::: INFORMATION SHOWN

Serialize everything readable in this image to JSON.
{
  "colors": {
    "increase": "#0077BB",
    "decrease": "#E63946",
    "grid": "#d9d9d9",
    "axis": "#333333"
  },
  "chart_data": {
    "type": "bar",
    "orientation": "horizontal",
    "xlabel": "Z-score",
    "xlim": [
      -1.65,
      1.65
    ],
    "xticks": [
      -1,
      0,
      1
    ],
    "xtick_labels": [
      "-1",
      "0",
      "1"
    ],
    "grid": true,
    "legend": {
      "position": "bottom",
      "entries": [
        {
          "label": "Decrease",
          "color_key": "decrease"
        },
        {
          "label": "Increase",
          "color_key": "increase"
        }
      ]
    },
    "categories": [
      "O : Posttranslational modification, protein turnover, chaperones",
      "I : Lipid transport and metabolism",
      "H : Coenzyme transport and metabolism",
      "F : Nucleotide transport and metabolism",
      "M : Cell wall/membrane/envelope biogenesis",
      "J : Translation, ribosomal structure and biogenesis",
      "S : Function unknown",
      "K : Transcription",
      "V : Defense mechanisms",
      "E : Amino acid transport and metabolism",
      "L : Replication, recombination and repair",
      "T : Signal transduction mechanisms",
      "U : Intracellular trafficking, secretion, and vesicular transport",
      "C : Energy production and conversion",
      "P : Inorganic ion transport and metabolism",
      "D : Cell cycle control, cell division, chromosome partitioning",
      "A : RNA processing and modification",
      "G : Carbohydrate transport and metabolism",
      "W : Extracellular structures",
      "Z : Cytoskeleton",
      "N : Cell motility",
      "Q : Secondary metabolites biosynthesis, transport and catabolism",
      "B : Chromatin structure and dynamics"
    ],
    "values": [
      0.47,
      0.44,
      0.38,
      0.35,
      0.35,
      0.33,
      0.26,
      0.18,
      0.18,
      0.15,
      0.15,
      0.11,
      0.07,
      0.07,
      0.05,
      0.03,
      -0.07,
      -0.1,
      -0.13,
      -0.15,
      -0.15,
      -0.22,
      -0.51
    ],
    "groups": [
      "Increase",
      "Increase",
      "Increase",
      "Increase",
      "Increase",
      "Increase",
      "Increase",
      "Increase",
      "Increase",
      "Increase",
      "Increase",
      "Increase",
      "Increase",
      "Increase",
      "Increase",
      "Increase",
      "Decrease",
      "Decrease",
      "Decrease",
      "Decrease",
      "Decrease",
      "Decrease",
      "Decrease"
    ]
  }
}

::::::

- YOUR ASSIGNMENT: Please take the whole listing and write it out exactly.

- RESPONSE AREA:
Serialize everything readable in this image to JSON.
{
  "colors": {
    "increase": "#0077BB",
    "decrease": "#E63946",
    "grid": "#d9d9d9",
    "axis": "#333333"
  },
  "chart_data": {
    "type": "bar",
    "orientation": "horizontal",
    "xlabel": "Z-score",
    "xlim": [
      -1.65,
      1.65
    ],
    "xticks": [
      -1,
      0,
      1
    ],
    "xtick_labels": [
      "-1",
      "0",
      "1"
    ],
    "grid": true,
    "legend": {
      "position": "bottom",
      "entries": [
        {
          "label": "Decrease",
          "color_key": "decrease"
        },
        {
          "label": "Increase",
          "color_key": "increase"
        }
      ]
    },
    "categories": [
      "O : Posttranslational modification, protein turnover, chaperones",
      "I : Lipid transport and metabolism",
      "H : Coenzyme transport and metabolism",
      "F : Nucleotide transport and metabolism",
      "M : Cell wall/membrane/envelope biogenesis",
      "J : Translation, ribosomal structure and biogenesis",
      "S : Function unknown",
      "K : Transcription",
      "V : Defense mechanisms",
      "E : Amino acid transport and metabolism",
      "L : Replication, recombination and repair",
      "T : Signal transduction mechanisms",
      "U : Intracellular trafficking, secretion, and vesicular transport",
      "C : Energy production and conversion",
      "P : Inorganic ion transport and metabolism",
      "D : Cell cycle control, cell division, chromosome partitioning",
      "A : RNA processing and modification",
      "G : Carbohydrate transport and metabolism",
      "W : Extracellular structures",
      "Z : Cytoskeleton",
      "N : Cell motility",
      "Q : Secondary metabolites biosynthesis, transport and catabolism",
      "B : Chromatin structure and dynamics"
    ],
    "values": [
      0.47,
      0.44,
      0.38,
      0.35,
      0.35,
      0.33,
      0.26,
      0.18,
      0.18,
      0.15,
      0.15,
      0.11,
      0.07,
      0.07,
      0.05,
      0.03,
      -0.07,
      -0.1,
      -0.13,
      -0.15,
      -0.15,
      -0.22,
      -0.51
    ],
    "groups": [
      "Increase",
      "Increase",
      "Increase",
      "Increase",
      "Increase",
      "Increase",
      "Increase",
      "Increase",
      "Increase",
      "Increase",
      "Increase",
      "Increase",
      "Increase",
      "Increase",
      "Increase",
      "Increase",
      "Decrease",
      "Decrease",
      "Decrease",
      "Decrease",
      "Decrease",
      "Decrease",
      "Decrease"
    ]
  }
}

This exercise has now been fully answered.